• The data:
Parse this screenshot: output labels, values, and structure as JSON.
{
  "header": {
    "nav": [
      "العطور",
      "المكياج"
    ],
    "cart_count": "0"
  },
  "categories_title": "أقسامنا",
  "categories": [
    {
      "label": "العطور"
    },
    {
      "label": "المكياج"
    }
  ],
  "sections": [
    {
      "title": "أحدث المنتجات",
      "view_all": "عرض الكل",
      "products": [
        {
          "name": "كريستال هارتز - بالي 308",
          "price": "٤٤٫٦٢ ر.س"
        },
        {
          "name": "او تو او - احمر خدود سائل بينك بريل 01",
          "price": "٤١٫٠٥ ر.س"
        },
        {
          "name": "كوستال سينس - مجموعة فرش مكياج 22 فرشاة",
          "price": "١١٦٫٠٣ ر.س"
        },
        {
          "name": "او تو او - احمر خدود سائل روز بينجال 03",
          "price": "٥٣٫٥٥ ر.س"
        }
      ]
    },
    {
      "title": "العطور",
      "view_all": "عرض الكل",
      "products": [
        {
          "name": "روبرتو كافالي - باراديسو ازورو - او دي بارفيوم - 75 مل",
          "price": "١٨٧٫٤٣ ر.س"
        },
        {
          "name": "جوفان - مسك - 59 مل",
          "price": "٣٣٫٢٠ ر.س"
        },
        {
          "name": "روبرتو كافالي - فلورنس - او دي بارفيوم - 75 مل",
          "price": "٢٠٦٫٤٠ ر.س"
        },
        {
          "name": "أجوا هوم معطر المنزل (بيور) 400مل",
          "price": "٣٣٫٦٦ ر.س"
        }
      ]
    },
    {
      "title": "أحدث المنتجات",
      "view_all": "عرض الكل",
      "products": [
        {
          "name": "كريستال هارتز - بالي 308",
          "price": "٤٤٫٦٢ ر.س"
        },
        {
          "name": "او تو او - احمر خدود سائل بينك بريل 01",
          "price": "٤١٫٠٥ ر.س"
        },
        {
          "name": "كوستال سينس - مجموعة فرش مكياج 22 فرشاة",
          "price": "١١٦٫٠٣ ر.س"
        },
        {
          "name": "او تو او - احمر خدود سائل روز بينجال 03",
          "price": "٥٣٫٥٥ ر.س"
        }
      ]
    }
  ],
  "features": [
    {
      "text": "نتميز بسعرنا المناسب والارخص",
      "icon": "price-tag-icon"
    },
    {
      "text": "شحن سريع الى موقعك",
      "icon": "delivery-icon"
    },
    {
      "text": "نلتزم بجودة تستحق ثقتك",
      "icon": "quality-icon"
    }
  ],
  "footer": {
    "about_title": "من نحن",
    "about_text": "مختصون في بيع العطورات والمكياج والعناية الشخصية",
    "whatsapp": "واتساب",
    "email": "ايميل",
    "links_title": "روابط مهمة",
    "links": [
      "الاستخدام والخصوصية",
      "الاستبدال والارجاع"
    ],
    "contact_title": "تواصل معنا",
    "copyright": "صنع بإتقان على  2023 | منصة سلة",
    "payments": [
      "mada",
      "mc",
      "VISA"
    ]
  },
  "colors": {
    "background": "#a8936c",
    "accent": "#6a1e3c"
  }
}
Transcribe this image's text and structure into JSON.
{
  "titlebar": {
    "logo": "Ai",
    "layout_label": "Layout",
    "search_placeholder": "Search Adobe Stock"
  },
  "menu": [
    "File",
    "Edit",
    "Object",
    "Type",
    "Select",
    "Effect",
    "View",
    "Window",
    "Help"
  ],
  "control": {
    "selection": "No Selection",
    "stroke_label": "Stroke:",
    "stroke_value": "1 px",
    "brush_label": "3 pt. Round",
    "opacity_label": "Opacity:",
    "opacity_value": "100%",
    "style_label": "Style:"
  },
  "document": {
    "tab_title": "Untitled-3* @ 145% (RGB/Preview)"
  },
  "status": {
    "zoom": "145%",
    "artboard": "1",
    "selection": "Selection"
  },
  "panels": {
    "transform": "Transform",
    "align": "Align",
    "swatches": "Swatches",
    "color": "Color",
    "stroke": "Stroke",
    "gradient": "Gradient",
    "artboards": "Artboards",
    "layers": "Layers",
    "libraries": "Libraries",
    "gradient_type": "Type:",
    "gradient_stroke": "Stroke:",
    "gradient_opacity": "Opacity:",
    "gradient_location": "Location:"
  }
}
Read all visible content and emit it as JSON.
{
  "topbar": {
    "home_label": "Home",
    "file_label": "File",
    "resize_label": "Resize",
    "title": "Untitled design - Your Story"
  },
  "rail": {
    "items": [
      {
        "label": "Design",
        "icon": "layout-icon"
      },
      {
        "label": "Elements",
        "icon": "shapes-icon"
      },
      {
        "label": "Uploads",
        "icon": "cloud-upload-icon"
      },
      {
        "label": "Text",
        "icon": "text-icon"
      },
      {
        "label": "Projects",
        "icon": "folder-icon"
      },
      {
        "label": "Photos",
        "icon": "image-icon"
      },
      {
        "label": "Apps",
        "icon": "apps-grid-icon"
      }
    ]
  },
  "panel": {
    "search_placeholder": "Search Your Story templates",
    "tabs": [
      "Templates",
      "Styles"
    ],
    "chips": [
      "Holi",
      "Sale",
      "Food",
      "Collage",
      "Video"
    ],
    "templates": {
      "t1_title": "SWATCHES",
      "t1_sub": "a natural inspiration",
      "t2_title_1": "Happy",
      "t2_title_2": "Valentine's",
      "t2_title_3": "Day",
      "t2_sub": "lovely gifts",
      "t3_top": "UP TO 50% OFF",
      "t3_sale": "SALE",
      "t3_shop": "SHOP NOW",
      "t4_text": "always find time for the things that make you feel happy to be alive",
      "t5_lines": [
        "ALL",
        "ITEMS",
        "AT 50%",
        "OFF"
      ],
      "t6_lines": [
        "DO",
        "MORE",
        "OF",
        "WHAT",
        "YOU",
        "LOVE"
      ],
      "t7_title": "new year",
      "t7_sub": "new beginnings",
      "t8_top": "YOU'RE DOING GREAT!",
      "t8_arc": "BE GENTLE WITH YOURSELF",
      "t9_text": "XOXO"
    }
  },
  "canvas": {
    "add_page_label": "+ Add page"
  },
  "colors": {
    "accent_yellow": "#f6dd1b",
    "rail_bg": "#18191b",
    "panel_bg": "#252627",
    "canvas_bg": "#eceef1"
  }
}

• Exercise:
Every line of the records above needs to be given again exactly.

• Solved problem:
Parse this screenshot: output labels, values, and structure as JSON.
{
  "header": {
    "nav": [
      "العطور",
      "المكياج"
    ],
    "cart_count": "0"
  },
  "categories_title": "أقسامنا",
  "categories": [
    {
      "label": "العطور"
    },
    {
      "label": "المكياج"
    }
  ],
  "sections": [
    {
      "title": "أحدث المنتجات",
      "view_all": "عرض الكل",
      "products": [
        {
          "name": "كريستال هارتز - بالي 308",
          "price": "٤٤٫٦٢ ر.س"
        },
        {
          "name": "او تو او - احمر خدود سائل بينك بريل 01",
          "price": "٤١٫٠٥ ر.س"
        },
        {
          "name": "كوستال سينس - مجموعة فرش مكياج 22 فرشاة",
          "price": "١١٦٫٠٣ ر.س"
        },
        {
          "name": "او تو او - احمر خدود سائل روز بينجال 03",
          "price": "٥٣٫٥٥ ر.س"
        }
      ]
    },
    {
      "title": "العطور",
      "view_all": "عرض الكل",
      "products": [
        {
          "name": "روبرتو كافالي - باراديسو ازورو - او دي بارفيوم - 75 مل",
          "price": "١٨٧٫٤٣ ر.س"
        },
        {
          "name": "جوفان - مسك - 59 مل",
          "price": "٣٣٫٢٠ ر.س"
        },
        {
          "name": "روبرتو كافالي - فلورنس - او دي بارفيوم - 75 مل",
          "price": "٢٠٦٫٤٠ ر.س"
        },
        {
          "name": "أجوا هوم معطر المنزل (بيور) 400مل",
          "price": "٣٣٫٦٦ ر.س"
        }
      ]
    },
    {
      "title": "أحدث المنتجات",
      "view_all": "عرض الكل",
      "products": [
        {
          "name": "كريستال هارتز - بالي 308",
          "price": "٤٤٫٦٢ ر.س"
        },
        {
          "name": "او تو او - احمر خدود سائل بينك بريل 01",
          "price": "٤١٫٠٥ ر.س"
        },
        {
          "name": "كوستال سينس - مجموعة فرش مكياج 22 فرشاة",
          "price": "١١٦٫٠٣ ر.س"
        },
        {
          "name": "او تو او - احمر خدود سائل روز بينجال 03",
          "price": "٥٣٫٥٥ ر.س"
        }
      ]
    }
  ],
  "features": [
    {
      "text": "نتميز بسعرنا المناسب والارخص",
      "icon": "price-tag-icon"
    },
    {
      "text": "شحن سريع الى موقعك",
      "icon": "delivery-icon"
    },
    {
      "text": "نلتزم بجودة تستحق ثقتك",
      "icon": "quality-icon"
    }
  ],
  "footer": {
    "about_title": "من نحن",
    "about_text": "مختصون في بيع العطورات والمكياج والعناية الشخصية",
    "whatsapp": "واتساب",
    "email": "ايميل",
    "links_title": "روابط مهمة",
    "links": [
      "الاستخدام والخصوصية",
      "الاستبدال والارجاع"
    ],
    "contact_title": "تواصل معنا",
    "copyright": "صنع بإتقان على  2023 | منصة سلة",
    "payments": [
      "mada",
      "mc",
      "VISA"
    ]
  },
  "colors": {
    "background": "#a8936c",
    "accent": "#6a1e3c"
  }
}
Transcribe this image's text and structure into JSON.
{
  "titlebar": {
    "logo": "Ai",
    "layout_label": "Layout",
    "search_placeholder": "Search Adobe Stock"
  },
  "menu": [
    "File",
    "Edit",
    "Object",
    "Type",
    "Select",
    "Effect",
    "View",
    "Window",
    "Help"
  ],
  "control": {
    "selection": "No Selection",
    "stroke_label": "Stroke:",
    "stroke_value": "1 px",
    "brush_label": "3 pt. Round",
    "opacity_label": "Opacity:",
    "opacity_value": "100%",
    "style_label": "Style:"
  },
  "document": {
    "tab_title": "Untitled-3* @ 145% (RGB/Preview)"
  },
  "status": {
    "zoom": "145%",
    "artboard": "1",
    "selection": "Selection"
  },
  "panels": {
    "transform": "Transform",
    "align": "Align",
    "swatches": "Swatches",
    "color": "Color",
    "stroke": "Stroke",
    "gradient": "Gradient",
    "artboards": "Artboards",
    "layers": "Layers",
    "libraries": "Libraries",
    "gradient_type": "Type:",
    "gradient_stroke": "Stroke:",
    "gradient_opacity": "Opacity:",
    "gradient_location": "Location:"
  }
}
Read all visible content and emit it as JSON.
{
  "topbar": {
    "home_label": "Home",
    "file_label": "File",
    "resize_label": "Resize",
    "title": "Untitled design - Your Story"
  },
  "rail": {
    "items": [
      {
        "label": "Design",
        "icon": "layout-icon"
      },
      {
        "label": "Elements",
        "icon": "shapes-icon"
      },
      {
        "label": "Uploads",
        "icon": "cloud-upload-icon"
      },
      {
        "label": "Text",
        "icon": "text-icon"
      },
      {
        "label": "Projects",
        "icon": "folder-icon"
      },
      {
        "label": "Photos",
        "icon": "image-icon"
      },
      {
        "label": "Apps",
        "icon": "apps-grid-icon"
      }
    ]
  },
  "panel": {
    "search_placeholder": "Search Your Story templates",
    "tabs": [
      "Templates",
      "Styles"
    ],
    "chips": [
      "Holi",
      "Sale",
      "Food",
      "Collage",
      "Video"
    ],
    "templates": {
      "t1_title": "SWATCHES",
      "t1_sub": "a natural inspiration",
      "t2_title_1": "Happy",
      "t2_title_2": "Valentine's",
      "t2_title_3": "Day",
      "t2_sub": "lovely gifts",
      "t3_top": "UP TO 50% OFF",
      "t3_sale": "SALE",
      "t3_shop": "SHOP NOW",
      "t4_text": "always find time for the things that make you feel happy to be alive",
      "t5_lines": [
        "ALL",
        "ITEMS",
        "AT 50%",
        "OFF"
      ],
      "t6_lines": [
        "DO",
        "MORE",
        "OF",
        "WHAT",
        "YOU",
        "LOVE"
      ],
      "t7_title": "new year",
      "t7_sub": "new beginnings",
      "t8_top": "YOU'RE DOING GREAT!",
      "t8_arc": "BE GENTLE WITH YOURSELF",
      "t9_text": "XOXO"
    }
  },
  "canvas": {
    "add_page_label": "+ Add page"
  },
  "colors": {
    "accent_yellow": "#f6dd1b",
    "rail_bg": "#18191b",
    "panel_bg": "#252627",
    "canvas_bg": "#eceef1"
  }
}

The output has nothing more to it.